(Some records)
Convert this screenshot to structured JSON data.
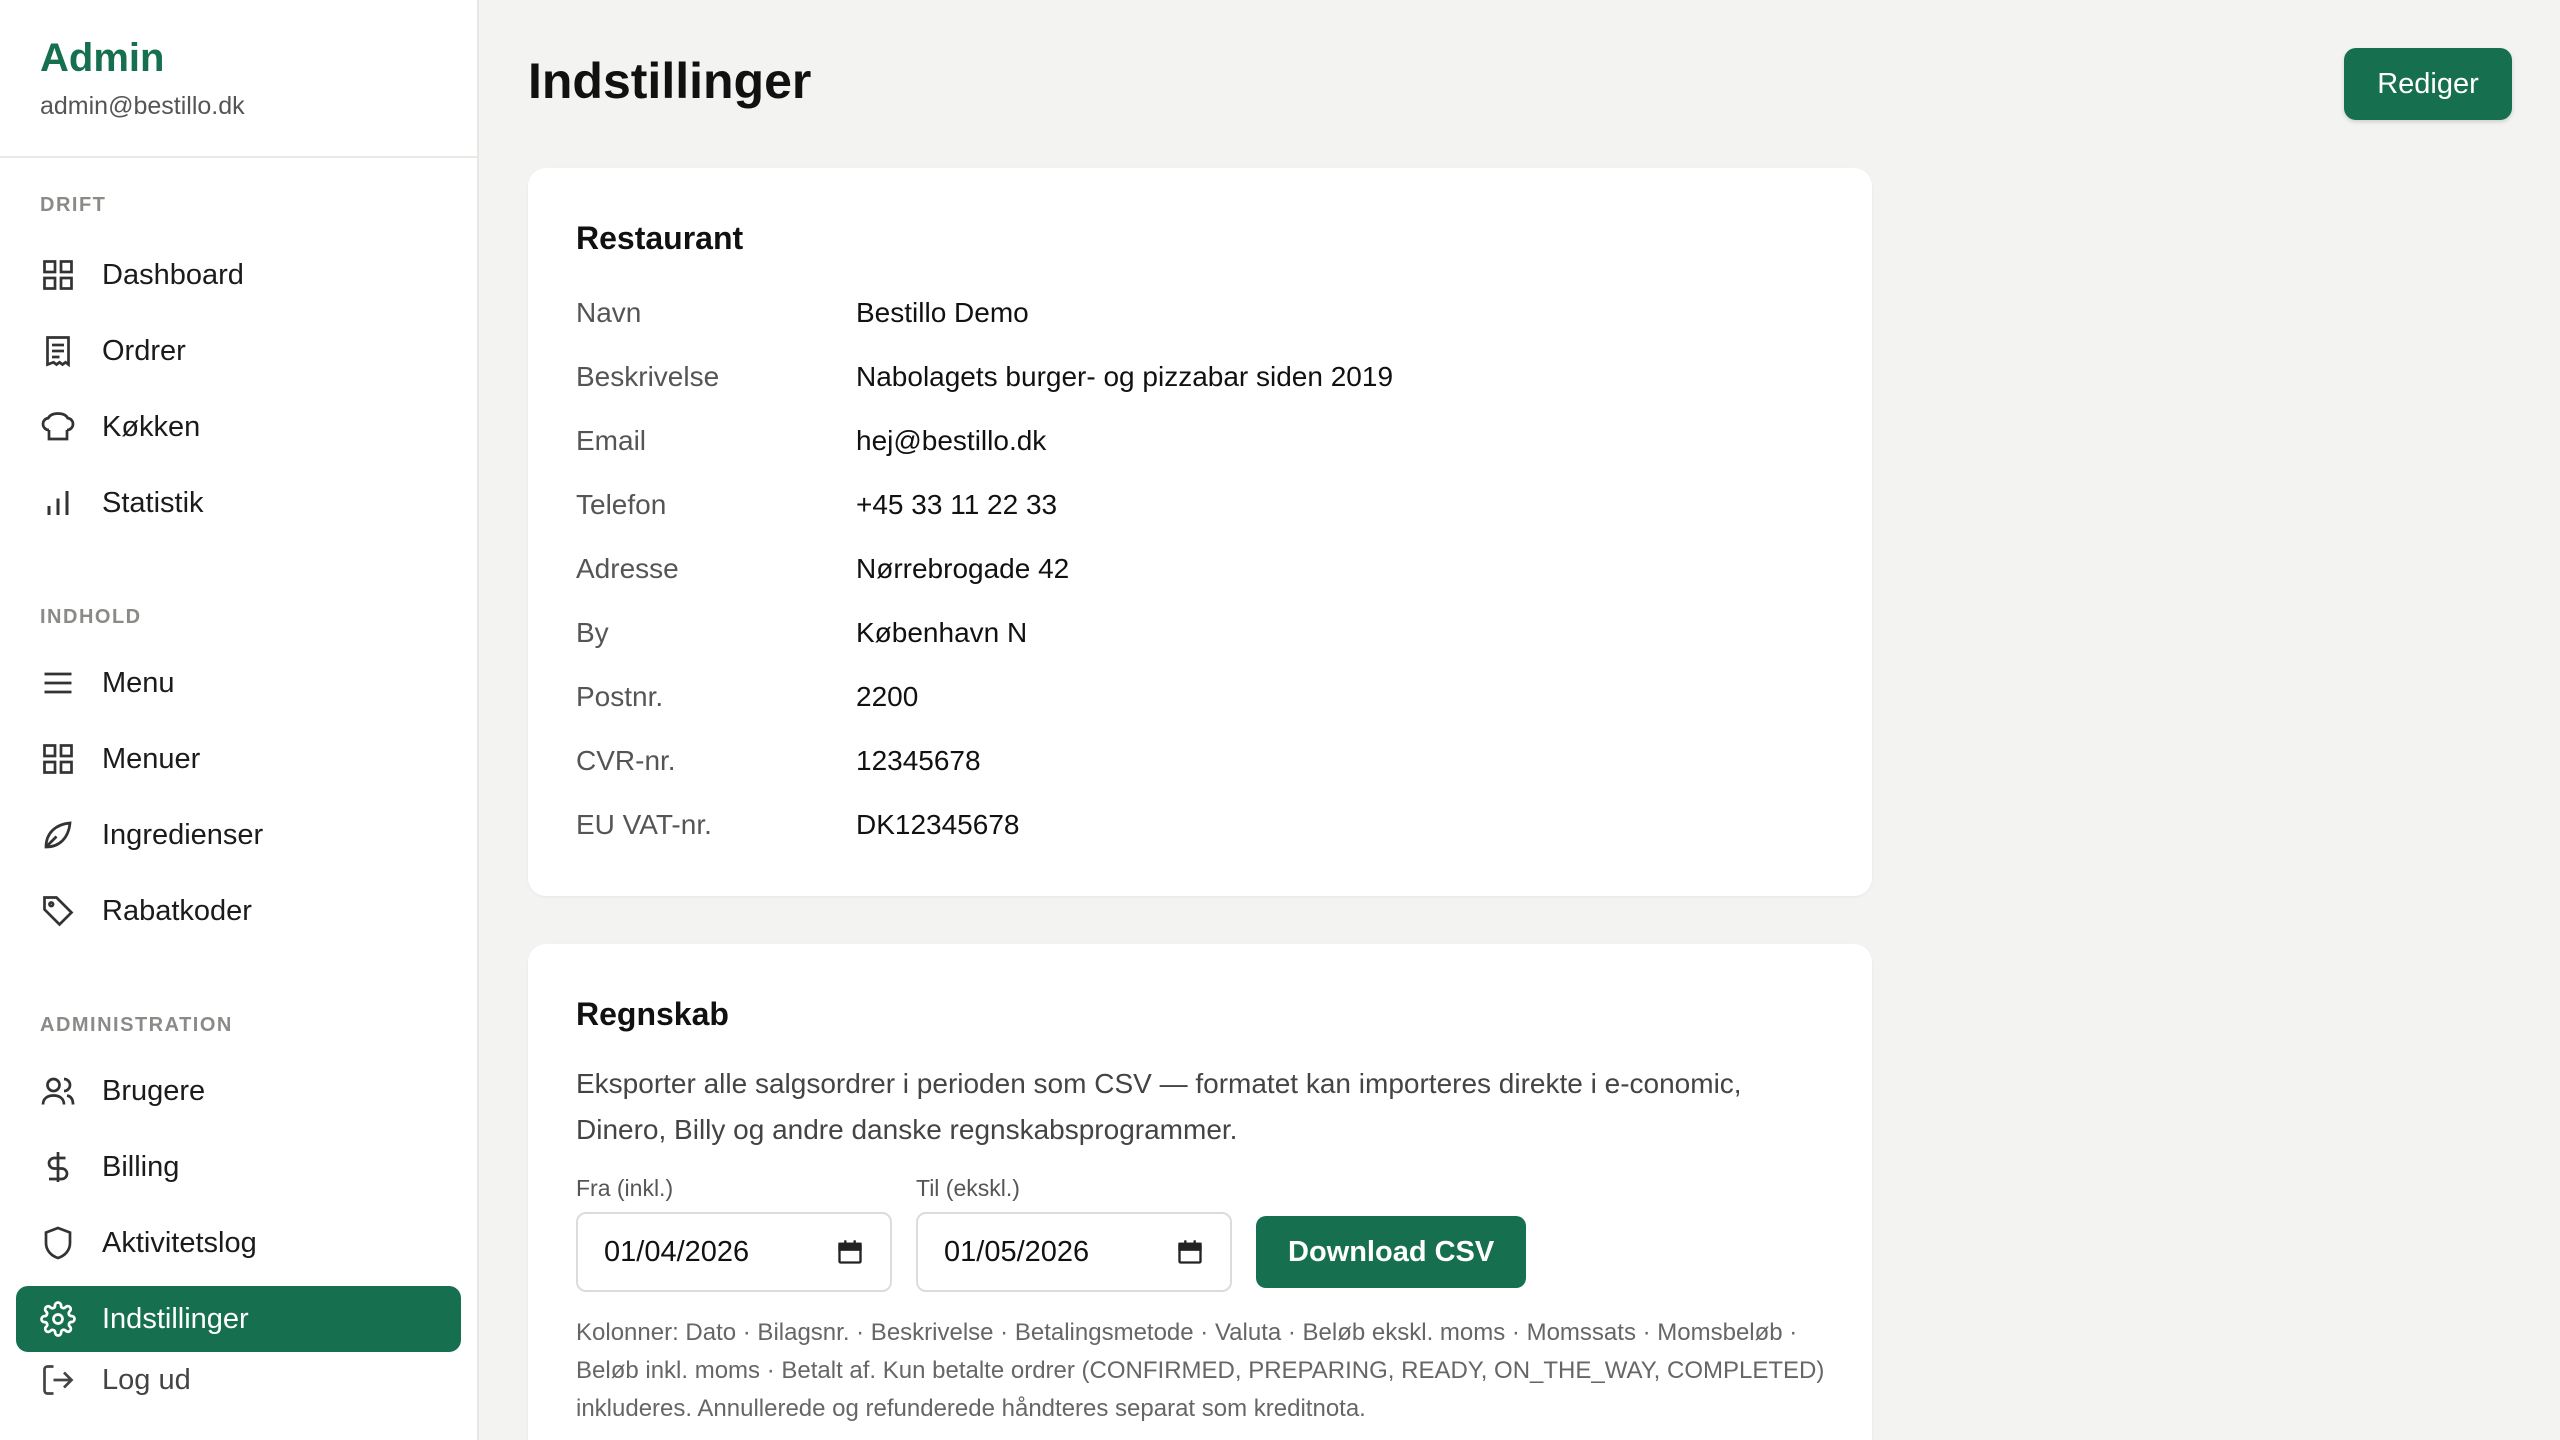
{
  "sidebar": {
    "brand_title": "Admin",
    "brand_email": "admin@bestillo.dk",
    "sections": [
      {
        "label": "DRIFT",
        "items": [
          {
            "label": "Dashboard",
            "icon": "grid-icon"
          },
          {
            "label": "Ordrer",
            "icon": "receipt-icon"
          },
          {
            "label": "Køkken",
            "icon": "chef-hat-icon"
          },
          {
            "label": "Statistik",
            "icon": "bar-chart-icon"
          }
        ]
      },
      {
        "label": "INDHOLD",
        "items": [
          {
            "label": "Menu",
            "icon": "menu-lines-icon"
          },
          {
            "label": "Menuer",
            "icon": "grid-icon"
          },
          {
            "label": "Ingredienser",
            "icon": "leaf-icon"
          },
          {
            "label": "Rabatkoder",
            "icon": "tag-icon"
          }
        ]
      },
      {
        "label": "ADMINISTRATION",
        "items": [
          {
            "label": "Brugere",
            "icon": "users-icon"
          },
          {
            "label": "Billing",
            "icon": "dollar-icon"
          },
          {
            "label": "Aktivitetslog",
            "icon": "shield-icon"
          },
          {
            "label": "Indstillinger",
            "icon": "gear-icon",
            "active": true
          }
        ]
      }
    ],
    "logout_label": "Log ud"
  },
  "header": {
    "title": "Indstillinger",
    "edit_label": "Rediger"
  },
  "restaurant": {
    "title": "Restaurant",
    "rows": [
      {
        "label": "Navn",
        "value": "Bestillo Demo"
      },
      {
        "label": "Beskrivelse",
        "value": "Nabolagets burger- og pizzabar siden 2019"
      },
      {
        "label": "Email",
        "value": "hej@bestillo.dk"
      },
      {
        "label": "Telefon",
        "value": "+45 33 11 22 33"
      },
      {
        "label": "Adresse",
        "value": "Nørrebrogade 42"
      },
      {
        "label": "By",
        "value": "København N"
      },
      {
        "label": "Postnr.",
        "value": "2200"
      },
      {
        "label": "CVR-nr.",
        "value": "12345678"
      },
      {
        "label": "EU VAT-nr.",
        "value": "DK12345678"
      }
    ]
  },
  "accounting": {
    "title": "Regnskab",
    "description": "Eksporter alle salgsordrer i perioden som CSV — formatet kan importeres direkte i e-conomic, Dinero, Billy og andre danske regnskabsprogrammer.",
    "from_label": "Fra (inkl.)",
    "from_value": "01/04/2026",
    "to_label": "Til (ekskl.)",
    "to_value": "01/05/2026",
    "download_label": "Download CSV",
    "columns_note": "Kolonner: Dato · Bilagsnr. · Beskrivelse · Betalingsmetode · Valuta · Beløb ekskl. moms · Momssats · Momsbeløb · Beløb inkl. moms · Betalt af. Kun betalte ordrer (CONFIRMED, PREPARING, READY, ON_THE_WAY, COMPLETED) inkluderes. Annullerede og refunderede håndteres separat som kreditnota."
  },
  "colors": {
    "accent": "#16704f",
    "background": "#f3f3f1"
  }
}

[Work to do]:
Reproduce the data word for word, excluding its pictures.

[Full solution]:
Convert this screenshot to structured JSON data.
{
  "sidebar": {
    "brand_title": "Admin",
    "brand_email": "admin@bestillo.dk",
    "sections": [
      {
        "label": "DRIFT",
        "items": [
          {
            "label": "Dashboard",
            "icon": "grid-icon"
          },
          {
            "label": "Ordrer",
            "icon": "receipt-icon"
          },
          {
            "label": "Køkken",
            "icon": "chef-hat-icon"
          },
          {
            "label": "Statistik",
            "icon": "bar-chart-icon"
          }
        ]
      },
      {
        "label": "INDHOLD",
        "items": [
          {
            "label": "Menu",
            "icon": "menu-lines-icon"
          },
          {
            "label": "Menuer",
            "icon": "grid-icon"
          },
          {
            "label": "Ingredienser",
            "icon": "leaf-icon"
          },
          {
            "label": "Rabatkoder",
            "icon": "tag-icon"
          }
        ]
      },
      {
        "label": "ADMINISTRATION",
        "items": [
          {
            "label": "Brugere",
            "icon": "users-icon"
          },
          {
            "label": "Billing",
            "icon": "dollar-icon"
          },
          {
            "label": "Aktivitetslog",
            "icon": "shield-icon"
          },
          {
            "label": "Indstillinger",
            "icon": "gear-icon",
            "active": true
          }
        ]
      }
    ],
    "logout_label": "Log ud"
  },
  "header": {
    "title": "Indstillinger",
    "edit_label": "Rediger"
  },
  "restaurant": {
    "title": "Restaurant",
    "rows": [
      {
        "label": "Navn",
        "value": "Bestillo Demo"
      },
      {
        "label": "Beskrivelse",
        "value": "Nabolagets burger- og pizzabar siden 2019"
      },
      {
        "label": "Email",
        "value": "hej@bestillo.dk"
      },
      {
        "label": "Telefon",
        "value": "+45 33 11 22 33"
      },
      {
        "label": "Adresse",
        "value": "Nørrebrogade 42"
      },
      {
        "label": "By",
        "value": "København N"
      },
      {
        "label": "Postnr.",
        "value": "2200"
      },
      {
        "label": "CVR-nr.",
        "value": "12345678"
      },
      {
        "label": "EU VAT-nr.",
        "value": "DK12345678"
      }
    ]
  },
  "accounting": {
    "title": "Regnskab",
    "description": "Eksporter alle salgsordrer i perioden som CSV — formatet kan importeres direkte i e-conomic, Dinero, Billy og andre danske regnskabsprogrammer.",
    "from_label": "Fra (inkl.)",
    "from_value": "01/04/2026",
    "to_label": "Til (ekskl.)",
    "to_value": "01/05/2026",
    "download_label": "Download CSV",
    "columns_note": "Kolonner: Dato · Bilagsnr. · Beskrivelse · Betalingsmetode · Valuta · Beløb ekskl. moms · Momssats · Momsbeløb · Beløb inkl. moms · Betalt af. Kun betalte ordrer (CONFIRMED, PREPARING, READY, ON_THE_WAY, COMPLETED) inkluderes. Annullerede og refunderede håndteres separat som kreditnota."
  },
  "colors": {
    "accent": "#16704f",
    "background": "#f3f3f1"
  }
}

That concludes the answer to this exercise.